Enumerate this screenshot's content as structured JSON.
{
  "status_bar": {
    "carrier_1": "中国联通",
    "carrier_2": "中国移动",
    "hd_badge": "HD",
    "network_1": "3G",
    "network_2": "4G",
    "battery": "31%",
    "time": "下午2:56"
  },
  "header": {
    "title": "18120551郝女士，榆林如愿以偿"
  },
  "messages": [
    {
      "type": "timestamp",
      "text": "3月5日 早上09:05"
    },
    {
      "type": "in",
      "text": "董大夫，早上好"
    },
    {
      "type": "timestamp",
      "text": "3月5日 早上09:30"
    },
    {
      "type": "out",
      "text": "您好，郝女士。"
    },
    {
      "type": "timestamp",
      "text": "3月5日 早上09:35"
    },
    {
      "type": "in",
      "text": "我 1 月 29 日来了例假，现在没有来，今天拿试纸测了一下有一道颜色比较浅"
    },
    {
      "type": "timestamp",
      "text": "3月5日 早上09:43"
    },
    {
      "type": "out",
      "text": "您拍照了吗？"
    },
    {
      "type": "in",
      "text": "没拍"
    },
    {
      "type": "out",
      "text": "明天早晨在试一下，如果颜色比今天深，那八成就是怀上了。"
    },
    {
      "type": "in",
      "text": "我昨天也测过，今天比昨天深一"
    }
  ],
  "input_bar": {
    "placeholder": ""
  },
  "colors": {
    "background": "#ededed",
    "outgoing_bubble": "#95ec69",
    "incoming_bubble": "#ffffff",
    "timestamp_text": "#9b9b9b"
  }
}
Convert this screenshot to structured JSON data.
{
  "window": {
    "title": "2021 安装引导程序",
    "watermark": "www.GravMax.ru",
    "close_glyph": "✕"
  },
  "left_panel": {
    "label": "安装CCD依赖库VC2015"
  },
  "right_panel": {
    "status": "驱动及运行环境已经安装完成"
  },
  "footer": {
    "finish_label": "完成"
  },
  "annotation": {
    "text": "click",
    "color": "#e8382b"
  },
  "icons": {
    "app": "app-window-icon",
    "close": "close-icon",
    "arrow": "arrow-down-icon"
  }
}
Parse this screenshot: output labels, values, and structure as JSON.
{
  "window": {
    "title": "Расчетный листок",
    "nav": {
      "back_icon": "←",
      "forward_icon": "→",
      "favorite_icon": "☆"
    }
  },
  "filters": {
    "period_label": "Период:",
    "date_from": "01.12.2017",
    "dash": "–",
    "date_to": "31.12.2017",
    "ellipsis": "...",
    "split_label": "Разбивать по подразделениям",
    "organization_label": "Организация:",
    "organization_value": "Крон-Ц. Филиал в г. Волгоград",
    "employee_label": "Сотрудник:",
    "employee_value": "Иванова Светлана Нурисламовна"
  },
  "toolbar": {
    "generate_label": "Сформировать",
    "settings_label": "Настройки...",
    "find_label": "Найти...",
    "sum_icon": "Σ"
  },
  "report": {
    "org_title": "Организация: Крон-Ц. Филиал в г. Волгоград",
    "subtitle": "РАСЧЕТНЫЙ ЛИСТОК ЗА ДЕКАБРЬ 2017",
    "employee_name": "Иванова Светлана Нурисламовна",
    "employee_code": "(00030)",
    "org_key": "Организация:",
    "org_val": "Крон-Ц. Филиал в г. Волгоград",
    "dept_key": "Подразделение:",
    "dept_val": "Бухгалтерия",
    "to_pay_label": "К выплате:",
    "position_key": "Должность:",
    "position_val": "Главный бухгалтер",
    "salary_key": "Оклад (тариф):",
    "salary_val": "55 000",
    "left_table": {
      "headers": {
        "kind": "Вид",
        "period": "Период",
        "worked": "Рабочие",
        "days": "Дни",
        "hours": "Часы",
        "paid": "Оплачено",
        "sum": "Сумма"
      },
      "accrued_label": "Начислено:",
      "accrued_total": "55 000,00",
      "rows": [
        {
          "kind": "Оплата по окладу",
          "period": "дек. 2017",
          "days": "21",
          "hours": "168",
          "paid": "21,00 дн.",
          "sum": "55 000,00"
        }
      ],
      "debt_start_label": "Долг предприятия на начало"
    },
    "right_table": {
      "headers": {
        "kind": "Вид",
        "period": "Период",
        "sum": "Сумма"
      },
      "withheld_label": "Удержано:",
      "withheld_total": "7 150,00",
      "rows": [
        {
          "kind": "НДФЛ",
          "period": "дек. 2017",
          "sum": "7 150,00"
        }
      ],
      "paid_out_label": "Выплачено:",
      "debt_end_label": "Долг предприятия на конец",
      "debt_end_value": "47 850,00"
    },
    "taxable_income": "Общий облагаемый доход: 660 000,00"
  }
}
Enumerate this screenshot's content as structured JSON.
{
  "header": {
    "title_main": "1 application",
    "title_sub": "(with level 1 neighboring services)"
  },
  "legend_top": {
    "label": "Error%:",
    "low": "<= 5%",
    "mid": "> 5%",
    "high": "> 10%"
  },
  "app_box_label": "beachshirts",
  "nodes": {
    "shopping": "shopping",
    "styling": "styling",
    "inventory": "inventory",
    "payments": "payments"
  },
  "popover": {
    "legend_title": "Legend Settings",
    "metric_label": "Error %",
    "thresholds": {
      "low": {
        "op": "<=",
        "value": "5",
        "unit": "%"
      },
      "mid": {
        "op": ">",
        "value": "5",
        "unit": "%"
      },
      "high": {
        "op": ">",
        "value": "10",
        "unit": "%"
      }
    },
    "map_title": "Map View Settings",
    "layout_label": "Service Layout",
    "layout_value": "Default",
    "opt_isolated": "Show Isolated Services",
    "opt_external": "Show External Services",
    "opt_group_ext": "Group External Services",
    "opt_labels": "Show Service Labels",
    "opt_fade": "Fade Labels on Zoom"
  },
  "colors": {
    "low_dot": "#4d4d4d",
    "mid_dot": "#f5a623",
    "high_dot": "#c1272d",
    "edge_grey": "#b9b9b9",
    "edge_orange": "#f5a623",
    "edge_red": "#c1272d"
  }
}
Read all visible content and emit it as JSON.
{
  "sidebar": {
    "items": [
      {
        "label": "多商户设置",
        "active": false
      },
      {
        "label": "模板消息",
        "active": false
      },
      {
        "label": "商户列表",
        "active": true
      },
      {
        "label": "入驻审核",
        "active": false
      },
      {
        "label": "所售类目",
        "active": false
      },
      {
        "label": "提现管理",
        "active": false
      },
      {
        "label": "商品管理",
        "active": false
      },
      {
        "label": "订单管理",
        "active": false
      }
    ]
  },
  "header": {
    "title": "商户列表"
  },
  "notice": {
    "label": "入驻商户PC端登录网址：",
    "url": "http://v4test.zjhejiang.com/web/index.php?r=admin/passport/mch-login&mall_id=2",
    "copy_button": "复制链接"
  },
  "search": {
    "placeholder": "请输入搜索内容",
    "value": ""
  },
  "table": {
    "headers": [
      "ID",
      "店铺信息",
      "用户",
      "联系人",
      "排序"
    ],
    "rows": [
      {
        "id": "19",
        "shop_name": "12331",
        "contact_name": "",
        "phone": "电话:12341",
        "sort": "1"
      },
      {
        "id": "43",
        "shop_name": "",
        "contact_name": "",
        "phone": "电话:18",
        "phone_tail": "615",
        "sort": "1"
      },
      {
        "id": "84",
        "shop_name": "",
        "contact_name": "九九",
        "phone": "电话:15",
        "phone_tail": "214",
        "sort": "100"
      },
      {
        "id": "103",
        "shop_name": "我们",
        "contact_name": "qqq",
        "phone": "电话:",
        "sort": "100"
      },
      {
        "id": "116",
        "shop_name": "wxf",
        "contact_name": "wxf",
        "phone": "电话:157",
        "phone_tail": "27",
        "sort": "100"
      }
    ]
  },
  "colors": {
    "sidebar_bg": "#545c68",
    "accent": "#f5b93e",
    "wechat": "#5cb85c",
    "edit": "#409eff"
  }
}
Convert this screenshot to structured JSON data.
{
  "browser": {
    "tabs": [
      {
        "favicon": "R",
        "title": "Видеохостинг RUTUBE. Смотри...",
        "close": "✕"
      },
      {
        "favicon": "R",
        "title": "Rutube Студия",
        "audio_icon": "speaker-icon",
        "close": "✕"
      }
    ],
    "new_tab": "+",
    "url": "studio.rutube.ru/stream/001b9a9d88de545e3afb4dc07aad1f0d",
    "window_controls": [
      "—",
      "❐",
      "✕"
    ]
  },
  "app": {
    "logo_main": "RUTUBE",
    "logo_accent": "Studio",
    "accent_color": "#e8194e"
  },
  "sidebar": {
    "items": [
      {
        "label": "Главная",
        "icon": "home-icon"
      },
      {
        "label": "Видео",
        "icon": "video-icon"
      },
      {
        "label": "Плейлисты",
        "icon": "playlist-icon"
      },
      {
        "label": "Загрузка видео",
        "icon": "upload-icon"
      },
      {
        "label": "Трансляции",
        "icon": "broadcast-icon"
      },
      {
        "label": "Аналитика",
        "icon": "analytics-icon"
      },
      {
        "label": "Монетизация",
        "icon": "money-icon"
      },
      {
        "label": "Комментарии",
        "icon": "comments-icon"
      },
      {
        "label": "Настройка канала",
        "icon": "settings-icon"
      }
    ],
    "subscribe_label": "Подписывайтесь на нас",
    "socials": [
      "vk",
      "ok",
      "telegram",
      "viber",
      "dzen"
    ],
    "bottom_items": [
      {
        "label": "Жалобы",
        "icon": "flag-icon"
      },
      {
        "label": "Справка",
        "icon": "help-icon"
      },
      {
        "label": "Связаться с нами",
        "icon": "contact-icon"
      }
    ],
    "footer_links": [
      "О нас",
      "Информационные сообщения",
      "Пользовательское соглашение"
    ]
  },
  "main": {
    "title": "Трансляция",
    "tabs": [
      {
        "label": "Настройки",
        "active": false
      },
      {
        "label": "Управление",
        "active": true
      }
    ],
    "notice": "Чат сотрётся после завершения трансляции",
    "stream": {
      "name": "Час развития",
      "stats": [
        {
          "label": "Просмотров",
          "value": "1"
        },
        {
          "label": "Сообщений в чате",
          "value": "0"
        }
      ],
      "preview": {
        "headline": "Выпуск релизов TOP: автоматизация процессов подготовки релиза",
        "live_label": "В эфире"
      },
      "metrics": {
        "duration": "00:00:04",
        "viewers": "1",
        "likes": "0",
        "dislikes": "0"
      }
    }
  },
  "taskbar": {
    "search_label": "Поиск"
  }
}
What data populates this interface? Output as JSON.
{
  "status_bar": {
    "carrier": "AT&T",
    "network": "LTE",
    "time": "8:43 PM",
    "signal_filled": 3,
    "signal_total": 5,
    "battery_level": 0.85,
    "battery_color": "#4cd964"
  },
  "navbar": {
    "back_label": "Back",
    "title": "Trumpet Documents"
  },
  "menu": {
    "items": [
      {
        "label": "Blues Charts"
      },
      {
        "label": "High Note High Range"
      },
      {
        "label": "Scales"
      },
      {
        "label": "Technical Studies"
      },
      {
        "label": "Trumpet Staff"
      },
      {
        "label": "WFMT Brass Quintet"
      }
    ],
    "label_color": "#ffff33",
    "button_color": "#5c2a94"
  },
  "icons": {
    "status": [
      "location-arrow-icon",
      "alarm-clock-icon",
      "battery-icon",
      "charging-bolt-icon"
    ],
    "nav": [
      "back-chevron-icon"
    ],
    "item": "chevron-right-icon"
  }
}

Problem description – Pull out every line above that holds the word "Волгоград".

Answer to this task –
    "organization_value": "Крон-Ц. Филиал в г. Волгоград",
    "org_title": "Организация: Крон-Ц. Филиал в г. Волгоград",
    "org_val": "Крон-Ц. Филиал в г. Волгоград",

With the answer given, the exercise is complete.